Show all lines holding "Program".

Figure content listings
________________________________________

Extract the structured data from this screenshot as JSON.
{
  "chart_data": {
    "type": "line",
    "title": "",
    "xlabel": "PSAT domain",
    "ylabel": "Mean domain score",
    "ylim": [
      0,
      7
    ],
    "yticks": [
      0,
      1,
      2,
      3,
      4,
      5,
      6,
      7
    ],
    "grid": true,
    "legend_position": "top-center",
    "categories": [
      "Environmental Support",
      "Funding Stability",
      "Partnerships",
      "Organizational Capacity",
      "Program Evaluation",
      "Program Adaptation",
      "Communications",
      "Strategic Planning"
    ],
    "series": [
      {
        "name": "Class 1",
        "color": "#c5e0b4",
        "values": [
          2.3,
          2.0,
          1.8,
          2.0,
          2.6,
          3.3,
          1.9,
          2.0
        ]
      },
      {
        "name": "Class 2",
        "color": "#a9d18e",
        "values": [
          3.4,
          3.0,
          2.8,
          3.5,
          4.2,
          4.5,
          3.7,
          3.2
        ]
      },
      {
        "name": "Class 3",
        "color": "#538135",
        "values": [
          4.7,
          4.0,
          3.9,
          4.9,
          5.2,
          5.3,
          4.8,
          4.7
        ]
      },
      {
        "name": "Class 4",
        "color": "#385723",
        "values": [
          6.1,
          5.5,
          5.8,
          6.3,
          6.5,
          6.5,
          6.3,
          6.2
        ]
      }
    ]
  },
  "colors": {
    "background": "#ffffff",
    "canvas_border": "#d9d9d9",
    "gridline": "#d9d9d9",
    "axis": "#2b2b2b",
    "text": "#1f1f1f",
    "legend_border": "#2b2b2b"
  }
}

________________________________________

**REPLY**:
      "Program Evaluation",
      "Program Adaptation",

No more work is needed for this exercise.